What is expected -> Reproduce every line of the records below word for word, in the same order.

Listed entries ->

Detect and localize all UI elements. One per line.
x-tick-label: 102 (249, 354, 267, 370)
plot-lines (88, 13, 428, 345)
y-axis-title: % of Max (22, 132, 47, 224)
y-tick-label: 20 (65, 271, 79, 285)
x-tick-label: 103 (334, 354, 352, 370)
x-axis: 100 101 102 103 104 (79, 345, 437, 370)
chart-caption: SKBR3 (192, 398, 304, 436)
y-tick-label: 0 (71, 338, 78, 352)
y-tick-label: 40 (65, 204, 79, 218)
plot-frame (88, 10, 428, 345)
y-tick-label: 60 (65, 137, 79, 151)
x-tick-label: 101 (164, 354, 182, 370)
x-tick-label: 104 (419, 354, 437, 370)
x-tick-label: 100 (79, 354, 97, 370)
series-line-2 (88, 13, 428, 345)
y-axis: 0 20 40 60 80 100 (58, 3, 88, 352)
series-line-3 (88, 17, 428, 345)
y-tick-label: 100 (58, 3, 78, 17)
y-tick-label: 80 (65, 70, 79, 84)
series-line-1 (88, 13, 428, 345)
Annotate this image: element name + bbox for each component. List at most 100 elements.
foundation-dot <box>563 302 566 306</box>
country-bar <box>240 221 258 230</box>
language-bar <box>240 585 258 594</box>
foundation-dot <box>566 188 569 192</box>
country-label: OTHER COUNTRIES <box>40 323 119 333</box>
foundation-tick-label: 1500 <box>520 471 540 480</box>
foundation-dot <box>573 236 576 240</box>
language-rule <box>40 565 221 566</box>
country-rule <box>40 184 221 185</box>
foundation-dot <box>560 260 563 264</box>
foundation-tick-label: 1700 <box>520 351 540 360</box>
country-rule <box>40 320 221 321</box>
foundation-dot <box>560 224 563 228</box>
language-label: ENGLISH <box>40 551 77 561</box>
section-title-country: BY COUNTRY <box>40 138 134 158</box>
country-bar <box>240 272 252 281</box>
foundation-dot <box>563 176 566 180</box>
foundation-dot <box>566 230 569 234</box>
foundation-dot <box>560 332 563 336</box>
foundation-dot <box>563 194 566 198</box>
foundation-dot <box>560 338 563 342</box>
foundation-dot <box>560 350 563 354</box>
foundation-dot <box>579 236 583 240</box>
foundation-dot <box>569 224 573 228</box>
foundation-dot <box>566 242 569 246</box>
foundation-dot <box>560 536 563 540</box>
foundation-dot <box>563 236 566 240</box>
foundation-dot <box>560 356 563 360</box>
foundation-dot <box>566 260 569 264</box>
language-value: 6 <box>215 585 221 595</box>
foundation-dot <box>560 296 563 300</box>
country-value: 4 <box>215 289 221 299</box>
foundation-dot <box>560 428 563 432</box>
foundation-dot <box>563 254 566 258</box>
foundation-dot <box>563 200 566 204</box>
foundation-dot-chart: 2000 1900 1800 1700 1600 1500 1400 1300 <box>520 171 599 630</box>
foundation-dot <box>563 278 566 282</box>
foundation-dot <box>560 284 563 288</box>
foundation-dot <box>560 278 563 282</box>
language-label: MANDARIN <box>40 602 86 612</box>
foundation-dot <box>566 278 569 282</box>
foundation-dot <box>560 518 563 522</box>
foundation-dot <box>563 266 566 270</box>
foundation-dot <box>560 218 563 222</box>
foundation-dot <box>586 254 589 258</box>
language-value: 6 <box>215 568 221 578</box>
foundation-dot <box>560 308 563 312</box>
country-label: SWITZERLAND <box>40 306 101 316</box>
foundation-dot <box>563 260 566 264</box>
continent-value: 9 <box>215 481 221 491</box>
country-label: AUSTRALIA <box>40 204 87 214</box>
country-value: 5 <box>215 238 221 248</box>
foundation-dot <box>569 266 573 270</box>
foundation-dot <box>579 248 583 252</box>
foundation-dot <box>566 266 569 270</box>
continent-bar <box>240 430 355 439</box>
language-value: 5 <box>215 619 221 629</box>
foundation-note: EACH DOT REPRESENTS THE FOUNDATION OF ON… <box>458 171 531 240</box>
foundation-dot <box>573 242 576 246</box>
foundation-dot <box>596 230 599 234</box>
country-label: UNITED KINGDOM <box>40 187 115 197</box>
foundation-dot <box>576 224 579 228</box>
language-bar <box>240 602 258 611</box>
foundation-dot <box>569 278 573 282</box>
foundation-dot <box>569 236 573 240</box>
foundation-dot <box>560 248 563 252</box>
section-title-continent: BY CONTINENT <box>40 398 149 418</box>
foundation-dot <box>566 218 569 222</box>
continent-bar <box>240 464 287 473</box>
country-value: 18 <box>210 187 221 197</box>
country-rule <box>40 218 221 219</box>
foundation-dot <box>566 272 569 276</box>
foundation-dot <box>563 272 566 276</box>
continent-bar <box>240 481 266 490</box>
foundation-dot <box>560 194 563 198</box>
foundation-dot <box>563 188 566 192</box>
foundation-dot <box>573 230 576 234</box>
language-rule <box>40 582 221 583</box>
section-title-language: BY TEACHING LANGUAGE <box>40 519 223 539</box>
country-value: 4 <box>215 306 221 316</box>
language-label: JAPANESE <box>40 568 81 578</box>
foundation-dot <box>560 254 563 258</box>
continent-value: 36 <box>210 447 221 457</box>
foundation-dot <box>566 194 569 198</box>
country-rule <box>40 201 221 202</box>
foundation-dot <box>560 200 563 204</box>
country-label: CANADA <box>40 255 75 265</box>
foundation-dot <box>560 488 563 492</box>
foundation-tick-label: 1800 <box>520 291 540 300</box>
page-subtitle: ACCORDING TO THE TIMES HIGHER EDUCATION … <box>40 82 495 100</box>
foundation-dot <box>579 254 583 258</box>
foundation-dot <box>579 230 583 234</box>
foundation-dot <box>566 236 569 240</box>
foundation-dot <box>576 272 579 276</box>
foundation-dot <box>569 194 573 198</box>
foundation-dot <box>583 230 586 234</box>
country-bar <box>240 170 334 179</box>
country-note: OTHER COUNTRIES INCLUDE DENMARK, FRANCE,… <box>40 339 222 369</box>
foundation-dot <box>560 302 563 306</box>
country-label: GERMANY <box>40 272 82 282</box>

Full response ->
Detect and localize all UI elements. One per line.
x-tick-label: 102 (249, 354, 267, 370)
plot-lines (88, 13, 428, 345)
y-axis-title: % of Max (22, 132, 47, 224)
y-tick-label: 20 (65, 271, 79, 285)
x-tick-label: 103 (334, 354, 352, 370)
x-axis: 100 101 102 103 104 (79, 345, 437, 370)
chart-caption: SKBR3 (192, 398, 304, 436)
y-tick-label: 0 (71, 338, 78, 352)
y-tick-label: 40 (65, 204, 79, 218)
plot-frame (88, 10, 428, 345)
y-tick-label: 60 (65, 137, 79, 151)
x-tick-label: 101 (164, 354, 182, 370)
x-tick-label: 104 (419, 354, 437, 370)
x-tick-label: 100 (79, 354, 97, 370)
series-line-2 (88, 13, 428, 345)
y-axis: 0 20 40 60 80 100 (58, 3, 88, 352)
series-line-3 (88, 17, 428, 345)
y-tick-label: 100 (58, 3, 78, 17)
y-tick-label: 80 (65, 70, 79, 84)
series-line-1 (88, 13, 428, 345)
Annotate this image: element name + bbox for each component. List at most 100 elements.
foundation-dot <box>563 302 566 306</box>
country-bar <box>240 221 258 230</box>
language-bar <box>240 585 258 594</box>
foundation-dot <box>566 188 569 192</box>
country-label: OTHER COUNTRIES <box>40 323 119 333</box>
foundation-tick-label: 1500 <box>520 471 540 480</box>
foundation-dot <box>573 236 576 240</box>
language-rule <box>40 565 221 566</box>
country-rule <box>40 184 221 185</box>
foundation-dot <box>560 260 563 264</box>
foundation-tick-label: 1700 <box>520 351 540 360</box>
country-rule <box>40 320 221 321</box>
foundation-dot <box>560 224 563 228</box>
language-label: ENGLISH <box>40 551 77 561</box>
section-title-country: BY COUNTRY <box>40 138 134 158</box>
country-bar <box>240 272 252 281</box>
foundation-dot <box>563 176 566 180</box>
foundation-dot <box>566 230 569 234</box>
foundation-dot <box>560 332 563 336</box>
foundation-dot <box>563 194 566 198</box>
foundation-dot <box>560 338 563 342</box>
foundation-dot <box>560 350 563 354</box>
foundation-dot <box>579 236 583 240</box>
foundation-dot <box>569 224 573 228</box>
foundation-dot <box>566 242 569 246</box>
foundation-dot <box>560 536 563 540</box>
foundation-dot <box>563 236 566 240</box>
foundation-dot <box>560 356 563 360</box>
foundation-dot <box>566 260 569 264</box>
language-value: 6 <box>215 585 221 595</box>
foundation-dot <box>560 296 563 300</box>
country-value: 4 <box>215 289 221 299</box>
foundation-dot <box>560 428 563 432</box>
foundation-dot <box>563 254 566 258</box>
foundation-dot <box>563 200 566 204</box>
foundation-dot-chart: 2000 1900 1800 1700 1600 1500 1400 1300 <box>520 171 599 630</box>
foundation-dot <box>563 278 566 282</box>
foundation-dot <box>560 284 563 288</box>
foundation-dot <box>560 278 563 282</box>
language-label: MANDARIN <box>40 602 86 612</box>
foundation-dot <box>566 278 569 282</box>
foundation-dot <box>560 518 563 522</box>
foundation-dot <box>563 266 566 270</box>
foundation-dot <box>560 218 563 222</box>
foundation-dot <box>586 254 589 258</box>
language-value: 6 <box>215 568 221 578</box>
foundation-dot <box>560 308 563 312</box>
country-label: SWITZERLAND <box>40 306 101 316</box>
foundation-dot <box>563 260 566 264</box>
continent-value: 9 <box>215 481 221 491</box>
country-label: AUSTRALIA <box>40 204 87 214</box>
country-value: 5 <box>215 238 221 248</box>
foundation-dot <box>569 266 573 270</box>
foundation-dot <box>579 248 583 252</box>
foundation-dot <box>566 266 569 270</box>
continent-bar <box>240 430 355 439</box>
language-value: 5 <box>215 619 221 629</box>
foundation-note: EACH DOT REPRESENTS THE FOUNDATION OF ON… <box>458 171 531 240</box>
foundation-dot <box>573 242 576 246</box>
foundation-dot <box>596 230 599 234</box>
country-label: UNITED KINGDOM <box>40 187 115 197</box>
foundation-dot <box>576 224 579 228</box>
language-bar <box>240 602 258 611</box>
foundation-dot <box>569 278 573 282</box>
foundation-dot <box>569 236 573 240</box>
foundation-dot <box>560 248 563 252</box>
section-title-continent: BY CONTINENT <box>40 398 149 418</box>
foundation-dot <box>566 218 569 222</box>
continent-bar <box>240 464 287 473</box>
country-value: 18 <box>210 187 221 197</box>
country-rule <box>40 218 221 219</box>
foundation-dot <box>566 272 569 276</box>
foundation-dot <box>563 272 566 276</box>
continent-bar <box>240 481 266 490</box>
foundation-dot <box>560 194 563 198</box>
foundation-dot <box>563 188 566 192</box>
foundation-dot <box>573 230 576 234</box>
language-rule <box>40 582 221 583</box>
section-title-language: BY TEACHING LANGUAGE <box>40 519 223 539</box>
country-value: 4 <box>215 306 221 316</box>
language-label: JAPANESE <box>40 568 81 578</box>
foundation-dot <box>560 254 563 258</box>
continent-value: 36 <box>210 447 221 457</box>
foundation-dot <box>566 194 569 198</box>
country-rule <box>40 201 221 202</box>
foundation-dot <box>560 200 563 204</box>
country-label: CANADA <box>40 255 75 265</box>
foundation-dot <box>560 488 563 492</box>
foundation-tick-label: 1800 <box>520 291 540 300</box>
page-subtitle: ACCORDING TO THE TIMES HIGHER EDUCATION … <box>40 82 495 100</box>
foundation-dot <box>579 254 583 258</box>
foundation-dot <box>579 230 583 234</box>
foundation-dot <box>566 236 569 240</box>
foundation-dot <box>576 272 579 276</box>
foundation-dot <box>569 194 573 198</box>
foundation-dot <box>583 230 586 234</box>
country-bar <box>240 170 334 179</box>
country-note: OTHER COUNTRIES INCLUDE DENMARK, FRANCE,… <box>40 339 222 369</box>
foundation-dot <box>560 302 563 306</box>
country-label: GERMANY <box>40 272 82 282</box>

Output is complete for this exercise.